Data entries for graphics
────────────────
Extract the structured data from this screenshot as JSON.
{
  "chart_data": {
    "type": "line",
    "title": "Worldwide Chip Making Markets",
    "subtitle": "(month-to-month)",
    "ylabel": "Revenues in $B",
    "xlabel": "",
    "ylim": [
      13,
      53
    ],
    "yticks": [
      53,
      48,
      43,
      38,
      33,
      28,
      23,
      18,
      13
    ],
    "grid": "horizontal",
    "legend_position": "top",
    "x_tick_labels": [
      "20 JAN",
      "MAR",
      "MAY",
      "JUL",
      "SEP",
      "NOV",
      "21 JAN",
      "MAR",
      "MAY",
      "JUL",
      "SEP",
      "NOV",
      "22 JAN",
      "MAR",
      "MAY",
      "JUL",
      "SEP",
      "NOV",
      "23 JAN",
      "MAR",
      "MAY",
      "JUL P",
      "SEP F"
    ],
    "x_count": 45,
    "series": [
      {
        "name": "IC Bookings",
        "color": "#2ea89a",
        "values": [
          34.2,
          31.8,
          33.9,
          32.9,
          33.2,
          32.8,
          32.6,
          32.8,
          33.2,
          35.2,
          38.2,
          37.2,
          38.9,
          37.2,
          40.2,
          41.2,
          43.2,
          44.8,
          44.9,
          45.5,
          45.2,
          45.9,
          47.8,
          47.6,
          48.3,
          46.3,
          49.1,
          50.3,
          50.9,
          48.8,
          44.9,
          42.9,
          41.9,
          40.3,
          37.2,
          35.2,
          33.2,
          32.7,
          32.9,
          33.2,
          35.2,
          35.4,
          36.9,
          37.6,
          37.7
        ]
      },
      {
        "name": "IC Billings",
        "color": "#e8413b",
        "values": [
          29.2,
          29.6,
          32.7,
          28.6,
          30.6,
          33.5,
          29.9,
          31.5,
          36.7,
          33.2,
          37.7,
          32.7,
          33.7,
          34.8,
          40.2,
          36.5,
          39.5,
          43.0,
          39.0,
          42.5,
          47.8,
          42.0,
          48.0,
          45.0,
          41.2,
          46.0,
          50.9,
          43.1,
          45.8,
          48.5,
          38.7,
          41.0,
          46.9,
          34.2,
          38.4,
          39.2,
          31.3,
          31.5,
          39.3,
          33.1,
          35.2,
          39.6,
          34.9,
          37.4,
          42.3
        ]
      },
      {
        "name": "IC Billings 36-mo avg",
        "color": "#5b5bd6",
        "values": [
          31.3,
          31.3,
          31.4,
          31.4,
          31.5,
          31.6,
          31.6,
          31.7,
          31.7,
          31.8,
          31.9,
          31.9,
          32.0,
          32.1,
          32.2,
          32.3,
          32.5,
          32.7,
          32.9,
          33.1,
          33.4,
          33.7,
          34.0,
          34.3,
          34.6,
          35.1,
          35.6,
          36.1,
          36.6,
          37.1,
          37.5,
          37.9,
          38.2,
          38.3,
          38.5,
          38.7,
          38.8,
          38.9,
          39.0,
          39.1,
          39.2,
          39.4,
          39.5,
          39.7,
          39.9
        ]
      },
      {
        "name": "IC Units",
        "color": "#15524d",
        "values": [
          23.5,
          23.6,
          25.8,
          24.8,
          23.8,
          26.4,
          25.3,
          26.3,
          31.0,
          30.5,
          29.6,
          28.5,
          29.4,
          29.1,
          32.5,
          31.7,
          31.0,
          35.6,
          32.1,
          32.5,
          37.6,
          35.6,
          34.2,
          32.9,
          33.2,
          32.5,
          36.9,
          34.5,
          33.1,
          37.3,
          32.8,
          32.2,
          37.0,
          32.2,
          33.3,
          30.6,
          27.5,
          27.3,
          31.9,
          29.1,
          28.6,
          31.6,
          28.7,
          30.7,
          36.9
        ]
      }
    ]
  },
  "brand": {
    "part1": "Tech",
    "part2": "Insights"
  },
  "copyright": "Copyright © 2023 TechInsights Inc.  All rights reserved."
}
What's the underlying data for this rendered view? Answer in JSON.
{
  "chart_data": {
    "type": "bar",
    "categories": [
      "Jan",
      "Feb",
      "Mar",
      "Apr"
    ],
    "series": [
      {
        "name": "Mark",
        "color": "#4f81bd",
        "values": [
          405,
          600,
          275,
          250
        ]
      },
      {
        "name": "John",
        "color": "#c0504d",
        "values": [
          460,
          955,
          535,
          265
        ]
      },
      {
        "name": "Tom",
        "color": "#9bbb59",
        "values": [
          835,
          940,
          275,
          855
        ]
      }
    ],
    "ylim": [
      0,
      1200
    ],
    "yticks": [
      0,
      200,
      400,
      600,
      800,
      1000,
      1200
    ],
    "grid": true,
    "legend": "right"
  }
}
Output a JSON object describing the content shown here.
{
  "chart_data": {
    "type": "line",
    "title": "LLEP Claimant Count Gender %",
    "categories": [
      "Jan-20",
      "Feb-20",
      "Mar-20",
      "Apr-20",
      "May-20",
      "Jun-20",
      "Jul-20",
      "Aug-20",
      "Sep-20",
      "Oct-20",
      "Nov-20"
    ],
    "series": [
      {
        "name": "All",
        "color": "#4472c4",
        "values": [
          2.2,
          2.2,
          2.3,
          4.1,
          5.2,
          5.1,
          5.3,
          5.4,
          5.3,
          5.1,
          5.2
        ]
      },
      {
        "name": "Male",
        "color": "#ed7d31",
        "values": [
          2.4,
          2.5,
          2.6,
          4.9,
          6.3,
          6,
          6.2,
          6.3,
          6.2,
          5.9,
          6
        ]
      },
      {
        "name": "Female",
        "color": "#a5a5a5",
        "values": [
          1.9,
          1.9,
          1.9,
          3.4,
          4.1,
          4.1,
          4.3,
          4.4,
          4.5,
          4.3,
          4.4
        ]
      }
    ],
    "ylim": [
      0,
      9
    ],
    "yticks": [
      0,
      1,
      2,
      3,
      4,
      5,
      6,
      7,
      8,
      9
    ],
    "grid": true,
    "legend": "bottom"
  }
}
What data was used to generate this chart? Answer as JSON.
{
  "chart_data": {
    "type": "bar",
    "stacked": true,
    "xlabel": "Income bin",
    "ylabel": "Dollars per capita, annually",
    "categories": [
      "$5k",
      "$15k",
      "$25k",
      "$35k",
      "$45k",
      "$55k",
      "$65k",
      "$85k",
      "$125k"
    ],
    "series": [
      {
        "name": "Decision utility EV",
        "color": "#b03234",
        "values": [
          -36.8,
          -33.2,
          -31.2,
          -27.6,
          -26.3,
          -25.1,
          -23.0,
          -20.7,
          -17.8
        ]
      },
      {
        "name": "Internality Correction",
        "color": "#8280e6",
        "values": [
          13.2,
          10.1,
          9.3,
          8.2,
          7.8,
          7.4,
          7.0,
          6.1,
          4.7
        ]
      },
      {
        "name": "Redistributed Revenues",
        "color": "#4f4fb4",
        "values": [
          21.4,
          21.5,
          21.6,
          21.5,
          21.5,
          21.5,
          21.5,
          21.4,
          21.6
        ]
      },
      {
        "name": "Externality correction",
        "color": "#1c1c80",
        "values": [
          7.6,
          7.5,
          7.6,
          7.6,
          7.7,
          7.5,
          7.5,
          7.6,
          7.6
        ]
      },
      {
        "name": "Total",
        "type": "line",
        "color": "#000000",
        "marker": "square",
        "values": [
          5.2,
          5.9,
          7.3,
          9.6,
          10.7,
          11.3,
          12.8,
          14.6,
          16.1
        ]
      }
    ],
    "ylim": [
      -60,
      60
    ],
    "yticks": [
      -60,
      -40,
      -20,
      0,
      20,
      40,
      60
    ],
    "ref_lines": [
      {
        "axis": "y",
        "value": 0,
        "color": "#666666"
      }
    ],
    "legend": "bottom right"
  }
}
────────────────
[TASK] In the lines above, locate the string "Billings". Copy every line where it occurs.

[REPLY TO THE EXERCISE]
        "name": "IC Billings",
        "name": "IC Billings 36-mo avg",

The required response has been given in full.